### What you will do
Without including any images, repeat the data exactly.

### Entries supplied
------------------------------------------------------------

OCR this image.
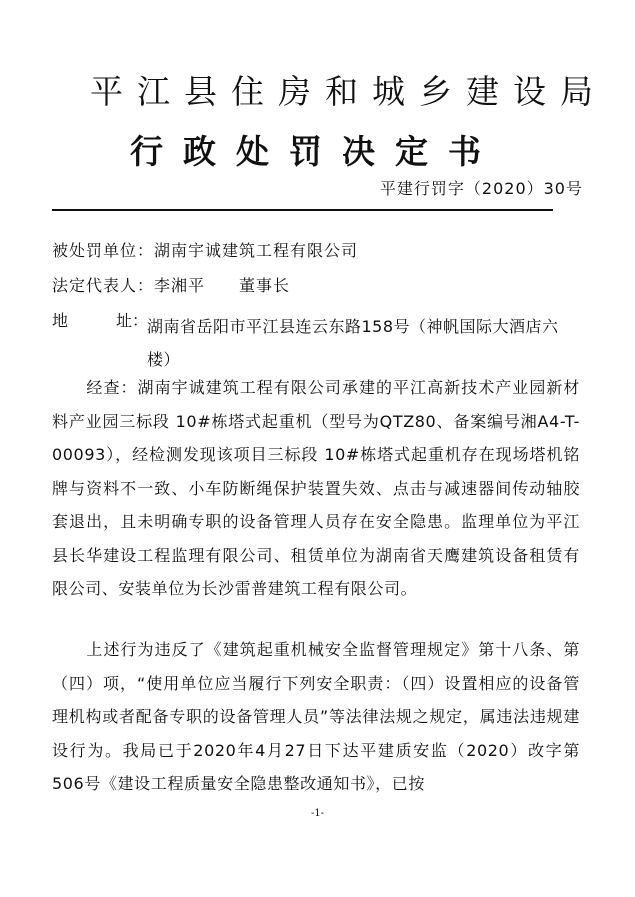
平江县住房和城乡建设局
行政处罚决定书
平建行罚字（2020）30号
被处罚单位：湖南宇诚建筑工程有限公司
法定代表人：李湘平 董事长
地	址：
湖南省岳阳市平江县连云东路158号（神帆国际大酒店六楼）
经查：湖南宇诚建筑工程有限公司承建的平江高新技术产业园新材料产业园三标段 10#栋塔式起重机（型号为QTZ80、备案编号湘A4-T-00093），经检测发现该项目三标段 10#栋塔式起重机存在现场塔机铭牌与资料不一致、小车防断绳保护装置失效、点击与减速器间传动轴胶套退出，且未明确专职的设备管理人员存在安全隐患。监理单位为平江县长华建设工程监理有限公司、租赁单位为湖南省天鹰建筑设备租赁有限公司、安装单位为长沙雷普建筑工程有限公司。
上述行为违反了《建筑起重机械安全监督管理规定》第十八条、第（四）项，“使用单位应当履行下列安全职责：（四）设置相应的设备管理机构或者配备专职的设备管理人员”等法律法规之规定，属违法违规建设行为。我局已于2020年4月27日下达平建质安监（2020）改字第506号《建设工程质量安全隐患整改通知书》，已按
-1-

------------------------------------------------------------

### Response for this exercise
OCR this image.
平江县住房和城乡建设局
行政处罚决定书
平建行罚字（2020）30号
被处罚单位：湖南宇诚建筑工程有限公司
法定代表人：李湘平 董事长
地	址：
湖南省岳阳市平江县连云东路158号（神帆国际大酒店六楼）
经查：湖南宇诚建筑工程有限公司承建的平江高新技术产业园新材料产业园三标段 10#栋塔式起重机（型号为QTZ80、备案编号湘A4-T-00093），经检测发现该项目三标段 10#栋塔式起重机存在现场塔机铭牌与资料不一致、小车防断绳保护装置失效、点击与减速器间传动轴胶套退出，且未明确专职的设备管理人员存在安全隐患。监理单位为平江县长华建设工程监理有限公司、租赁单位为湖南省天鹰建筑设备租赁有限公司、安装单位为长沙雷普建筑工程有限公司。
上述行为违反了《建筑起重机械安全监督管理规定》第十八条、第（四）项，“使用单位应当履行下列安全职责：（四）设置相应的设备管理机构或者配备专职的设备管理人员”等法律法规之规定，属违法违规建设行为。我局已于2020年4月27日下达平建质安监（2020）改字第506号《建设工程质量安全隐患整改通知书》，已按
-1-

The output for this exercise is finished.